■ **DATA EXCERPTS**:
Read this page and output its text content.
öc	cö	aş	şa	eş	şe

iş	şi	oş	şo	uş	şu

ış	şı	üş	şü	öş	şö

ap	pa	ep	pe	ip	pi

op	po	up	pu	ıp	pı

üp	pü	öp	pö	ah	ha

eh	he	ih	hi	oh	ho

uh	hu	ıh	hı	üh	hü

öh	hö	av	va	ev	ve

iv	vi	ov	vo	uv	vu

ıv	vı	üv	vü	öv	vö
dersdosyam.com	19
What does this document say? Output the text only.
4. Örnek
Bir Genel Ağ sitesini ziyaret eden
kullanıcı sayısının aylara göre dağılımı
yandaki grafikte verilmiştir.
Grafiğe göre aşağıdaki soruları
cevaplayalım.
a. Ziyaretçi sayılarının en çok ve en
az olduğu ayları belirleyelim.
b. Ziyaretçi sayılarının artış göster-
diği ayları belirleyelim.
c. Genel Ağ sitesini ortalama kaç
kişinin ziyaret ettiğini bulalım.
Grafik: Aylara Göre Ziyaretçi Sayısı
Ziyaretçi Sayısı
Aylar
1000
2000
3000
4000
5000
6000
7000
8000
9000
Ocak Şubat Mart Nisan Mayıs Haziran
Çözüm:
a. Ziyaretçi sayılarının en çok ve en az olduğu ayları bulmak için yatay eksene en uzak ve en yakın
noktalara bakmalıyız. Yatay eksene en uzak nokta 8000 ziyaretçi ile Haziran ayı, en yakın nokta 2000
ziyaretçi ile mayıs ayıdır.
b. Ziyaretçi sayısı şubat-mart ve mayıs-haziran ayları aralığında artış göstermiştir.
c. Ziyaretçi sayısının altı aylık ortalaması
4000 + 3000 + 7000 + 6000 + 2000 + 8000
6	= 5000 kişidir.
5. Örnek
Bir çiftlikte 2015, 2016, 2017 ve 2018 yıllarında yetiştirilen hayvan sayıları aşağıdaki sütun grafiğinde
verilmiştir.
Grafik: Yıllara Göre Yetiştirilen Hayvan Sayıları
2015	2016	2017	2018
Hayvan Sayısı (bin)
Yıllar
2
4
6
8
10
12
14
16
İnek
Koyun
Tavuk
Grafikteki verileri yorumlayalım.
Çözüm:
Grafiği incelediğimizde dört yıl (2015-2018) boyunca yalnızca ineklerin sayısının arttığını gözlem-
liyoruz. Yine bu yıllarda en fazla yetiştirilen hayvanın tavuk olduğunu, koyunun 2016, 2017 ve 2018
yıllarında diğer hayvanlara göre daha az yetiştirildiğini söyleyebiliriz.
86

■ **DESCRIPTION OF THE TASK**:
Set out the complete listing exactly as shown.

■ **EXERCISE ANSWER**:
Read this page and output its text content.
öc	cö	aş	şa	eş	şe

iş	şi	oş	şo	uş	şu

ış	şı	üş	şü	öş	şö

ap	pa	ep	pe	ip	pi

op	po	up	pu	ıp	pı

üp	pü	öp	pö	ah	ha

eh	he	ih	hi	oh	ho

uh	hu	ıh	hı	üh	hü

öh	hö	av	va	ev	ve

iv	vi	ov	vo	uv	vu

ıv	vı	üv	vü	öv	vö
dersdosyam.com	19
What does this document say? Output the text only.
4. Örnek
Bir Genel Ağ sitesini ziyaret eden
kullanıcı sayısının aylara göre dağılımı
yandaki grafikte verilmiştir.
Grafiğe göre aşağıdaki soruları
cevaplayalım.
a. Ziyaretçi sayılarının en çok ve en
az olduğu ayları belirleyelim.
b. Ziyaretçi sayılarının artış göster-
diği ayları belirleyelim.
c. Genel Ağ sitesini ortalama kaç
kişinin ziyaret ettiğini bulalım.
Grafik: Aylara Göre Ziyaretçi Sayısı
Ziyaretçi Sayısı
Aylar
1000
2000
3000
4000
5000
6000
7000
8000
9000
Ocak Şubat Mart Nisan Mayıs Haziran
Çözüm:
a. Ziyaretçi sayılarının en çok ve en az olduğu ayları bulmak için yatay eksene en uzak ve en yakın
noktalara bakmalıyız. Yatay eksene en uzak nokta 8000 ziyaretçi ile Haziran ayı, en yakın nokta 2000
ziyaretçi ile mayıs ayıdır.
b. Ziyaretçi sayısı şubat-mart ve mayıs-haziran ayları aralığında artış göstermiştir.
c. Ziyaretçi sayısının altı aylık ortalaması
4000 + 3000 + 7000 + 6000 + 2000 + 8000
6	= 5000 kişidir.
5. Örnek
Bir çiftlikte 2015, 2016, 2017 ve 2018 yıllarında yetiştirilen hayvan sayıları aşağıdaki sütun grafiğinde
verilmiştir.
Grafik: Yıllara Göre Yetiştirilen Hayvan Sayıları
2015	2016	2017	2018
Hayvan Sayısı (bin)
Yıllar
2
4
6
8
10
12
14
16
İnek
Koyun
Tavuk
Grafikteki verileri yorumlayalım.
Çözüm:
Grafiği incelediğimizde dört yıl (2015-2018) boyunca yalnızca ineklerin sayısının arttığını gözlem-
liyoruz. Yine bu yıllarda en fazla yetiştirilen hayvanın tavuk olduğunu, koyunun 2016, 2017 ve 2018
yıllarında diğer hayvanlara göre daha az yetiştirildiğini söyleyebiliriz.
86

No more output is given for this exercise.